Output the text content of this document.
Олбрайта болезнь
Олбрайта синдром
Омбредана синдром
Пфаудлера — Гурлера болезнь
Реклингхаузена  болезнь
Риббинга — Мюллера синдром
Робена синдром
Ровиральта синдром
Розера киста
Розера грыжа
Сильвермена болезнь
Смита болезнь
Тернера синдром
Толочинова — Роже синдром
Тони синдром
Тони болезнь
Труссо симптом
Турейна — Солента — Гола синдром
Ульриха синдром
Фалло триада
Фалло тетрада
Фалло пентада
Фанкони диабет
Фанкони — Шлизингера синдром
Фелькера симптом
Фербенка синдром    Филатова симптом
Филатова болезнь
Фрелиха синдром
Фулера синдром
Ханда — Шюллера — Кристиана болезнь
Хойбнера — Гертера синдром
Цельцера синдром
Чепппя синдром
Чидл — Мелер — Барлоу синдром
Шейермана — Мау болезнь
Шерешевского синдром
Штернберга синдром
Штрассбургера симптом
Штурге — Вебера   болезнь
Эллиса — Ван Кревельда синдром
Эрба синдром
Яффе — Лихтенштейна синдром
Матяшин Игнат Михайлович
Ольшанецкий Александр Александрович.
# # #
Work out how many lines in the records above hold the string "болезнь", then give only that count.

10